What is required:
From the entries below, gather each line containing the word "before".

Collected data entries
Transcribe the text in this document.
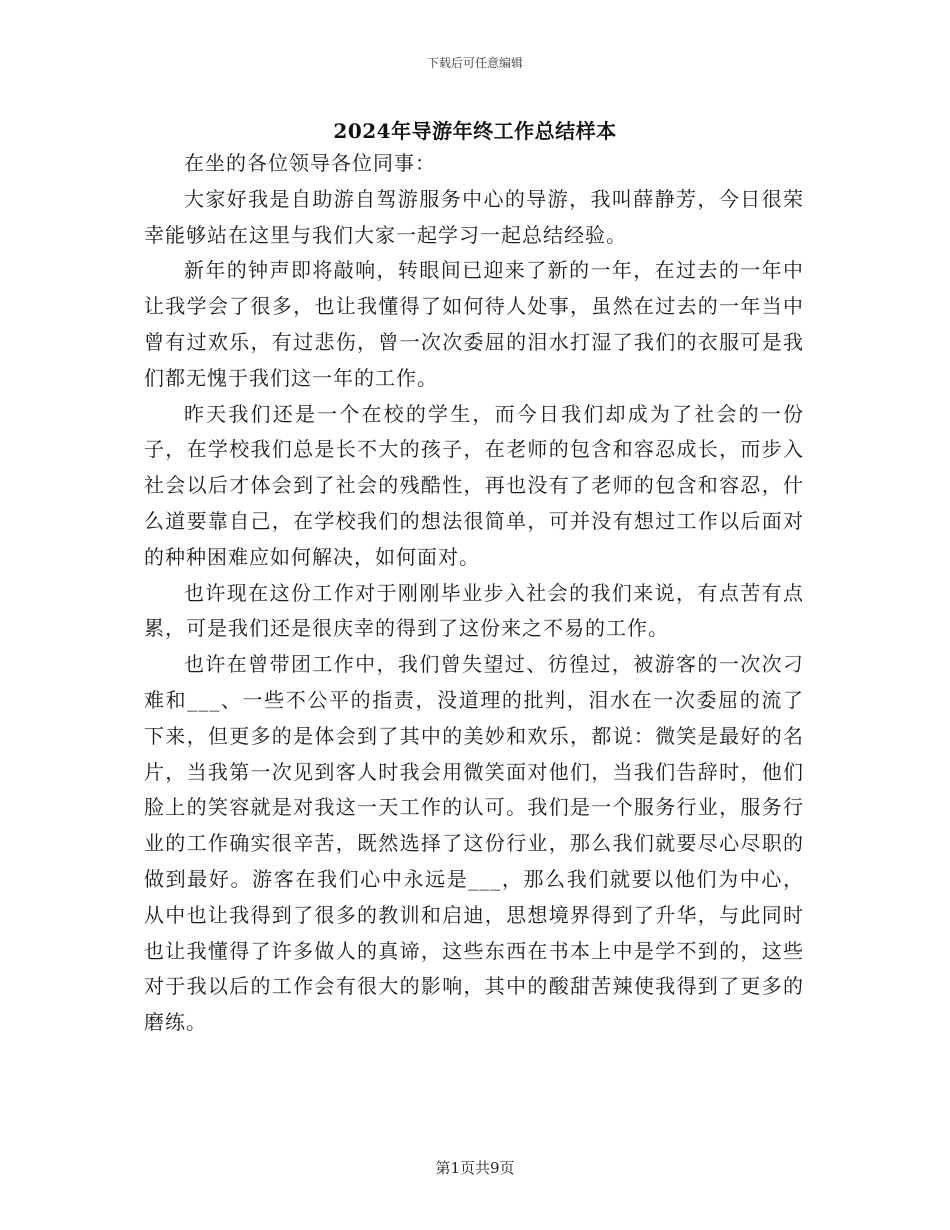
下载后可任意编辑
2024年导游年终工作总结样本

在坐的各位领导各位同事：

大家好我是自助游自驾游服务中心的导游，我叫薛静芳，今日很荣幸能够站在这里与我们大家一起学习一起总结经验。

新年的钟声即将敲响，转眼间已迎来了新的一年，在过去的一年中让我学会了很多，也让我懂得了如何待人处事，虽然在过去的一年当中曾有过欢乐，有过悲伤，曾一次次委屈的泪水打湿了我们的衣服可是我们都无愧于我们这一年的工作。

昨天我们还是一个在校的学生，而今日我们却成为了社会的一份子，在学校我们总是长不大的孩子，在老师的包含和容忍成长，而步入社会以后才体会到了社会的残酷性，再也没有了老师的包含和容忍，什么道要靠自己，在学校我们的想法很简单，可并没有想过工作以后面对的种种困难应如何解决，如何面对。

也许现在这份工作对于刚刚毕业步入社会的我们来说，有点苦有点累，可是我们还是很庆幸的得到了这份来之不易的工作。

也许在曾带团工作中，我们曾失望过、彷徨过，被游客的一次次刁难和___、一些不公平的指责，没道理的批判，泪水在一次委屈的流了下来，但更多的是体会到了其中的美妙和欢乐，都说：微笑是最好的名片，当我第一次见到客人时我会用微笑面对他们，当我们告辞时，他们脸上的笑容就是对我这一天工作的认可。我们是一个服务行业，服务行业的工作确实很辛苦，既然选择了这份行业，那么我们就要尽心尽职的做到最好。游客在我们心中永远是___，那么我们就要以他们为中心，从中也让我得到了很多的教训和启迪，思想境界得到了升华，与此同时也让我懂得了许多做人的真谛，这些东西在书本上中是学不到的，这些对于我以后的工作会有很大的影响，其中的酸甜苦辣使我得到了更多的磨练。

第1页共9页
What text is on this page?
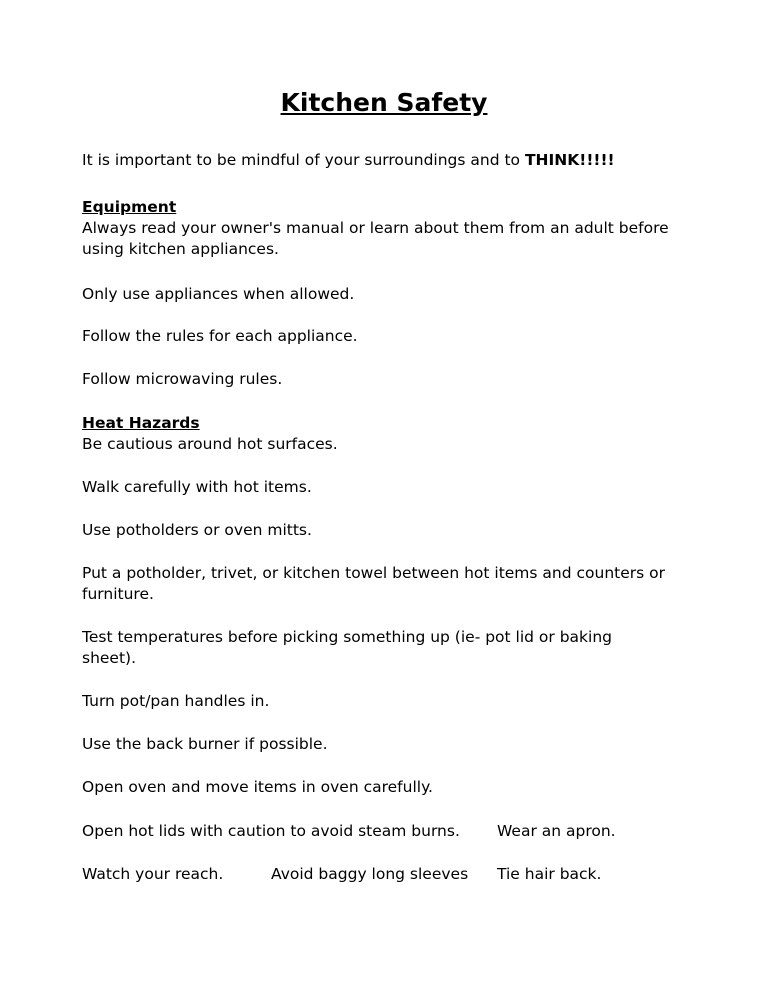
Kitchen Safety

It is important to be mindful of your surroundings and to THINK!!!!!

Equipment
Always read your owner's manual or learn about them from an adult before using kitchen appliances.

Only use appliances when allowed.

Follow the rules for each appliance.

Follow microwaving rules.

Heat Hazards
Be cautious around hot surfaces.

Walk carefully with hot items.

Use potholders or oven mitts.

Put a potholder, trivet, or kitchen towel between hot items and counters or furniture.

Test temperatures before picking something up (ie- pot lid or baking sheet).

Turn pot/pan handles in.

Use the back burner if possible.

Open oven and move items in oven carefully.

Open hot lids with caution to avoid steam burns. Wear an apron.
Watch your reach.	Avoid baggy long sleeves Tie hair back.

---

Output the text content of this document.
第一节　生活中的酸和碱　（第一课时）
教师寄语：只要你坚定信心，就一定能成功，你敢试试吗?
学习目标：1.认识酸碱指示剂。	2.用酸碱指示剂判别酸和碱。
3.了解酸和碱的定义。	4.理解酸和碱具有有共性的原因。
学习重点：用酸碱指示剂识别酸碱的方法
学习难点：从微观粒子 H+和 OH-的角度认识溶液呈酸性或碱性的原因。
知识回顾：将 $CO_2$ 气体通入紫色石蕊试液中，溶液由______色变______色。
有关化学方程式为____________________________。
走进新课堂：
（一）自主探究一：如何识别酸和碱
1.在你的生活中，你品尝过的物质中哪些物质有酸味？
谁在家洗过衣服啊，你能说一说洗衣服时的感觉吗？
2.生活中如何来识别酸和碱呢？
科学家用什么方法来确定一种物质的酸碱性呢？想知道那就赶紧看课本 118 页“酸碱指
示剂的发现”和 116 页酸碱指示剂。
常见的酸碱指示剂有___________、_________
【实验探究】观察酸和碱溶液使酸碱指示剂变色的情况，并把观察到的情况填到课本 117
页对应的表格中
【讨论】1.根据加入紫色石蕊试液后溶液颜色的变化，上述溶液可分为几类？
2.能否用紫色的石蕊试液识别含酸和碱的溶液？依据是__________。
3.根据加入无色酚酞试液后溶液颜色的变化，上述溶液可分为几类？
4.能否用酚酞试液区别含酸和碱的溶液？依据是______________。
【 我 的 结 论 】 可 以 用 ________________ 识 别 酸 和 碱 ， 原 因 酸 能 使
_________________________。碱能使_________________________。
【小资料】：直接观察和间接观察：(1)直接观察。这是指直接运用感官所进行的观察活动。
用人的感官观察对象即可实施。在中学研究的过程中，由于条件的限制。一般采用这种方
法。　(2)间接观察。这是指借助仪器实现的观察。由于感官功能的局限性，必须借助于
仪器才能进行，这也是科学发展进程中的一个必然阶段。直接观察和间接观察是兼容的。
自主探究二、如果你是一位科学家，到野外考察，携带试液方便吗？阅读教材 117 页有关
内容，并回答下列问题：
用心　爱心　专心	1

--

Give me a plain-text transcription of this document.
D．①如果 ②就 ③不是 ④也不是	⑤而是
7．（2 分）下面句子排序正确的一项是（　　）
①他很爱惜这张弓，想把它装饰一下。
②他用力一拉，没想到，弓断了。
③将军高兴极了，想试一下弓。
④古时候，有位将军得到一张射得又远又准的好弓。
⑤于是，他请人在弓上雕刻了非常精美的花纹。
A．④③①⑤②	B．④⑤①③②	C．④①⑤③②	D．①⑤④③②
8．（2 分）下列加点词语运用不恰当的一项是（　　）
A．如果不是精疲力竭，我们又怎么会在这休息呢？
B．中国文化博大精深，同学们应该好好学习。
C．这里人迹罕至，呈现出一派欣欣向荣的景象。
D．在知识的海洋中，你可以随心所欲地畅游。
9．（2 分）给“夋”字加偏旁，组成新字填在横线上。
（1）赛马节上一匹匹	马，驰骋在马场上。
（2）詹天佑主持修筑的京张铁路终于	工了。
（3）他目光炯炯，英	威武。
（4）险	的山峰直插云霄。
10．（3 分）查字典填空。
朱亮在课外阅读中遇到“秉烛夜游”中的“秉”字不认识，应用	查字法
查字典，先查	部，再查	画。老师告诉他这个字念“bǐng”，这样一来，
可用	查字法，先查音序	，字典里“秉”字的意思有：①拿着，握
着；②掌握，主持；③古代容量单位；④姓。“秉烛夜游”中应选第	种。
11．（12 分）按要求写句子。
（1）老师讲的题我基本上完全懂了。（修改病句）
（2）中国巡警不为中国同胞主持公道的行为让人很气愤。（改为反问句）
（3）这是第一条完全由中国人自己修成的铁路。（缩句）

Solution to this exercise:
Always read your owner's manual or learn about them from an adult before using kitchen appliances.
Test temperatures before picking something up (ie- pot lid or baking sheet).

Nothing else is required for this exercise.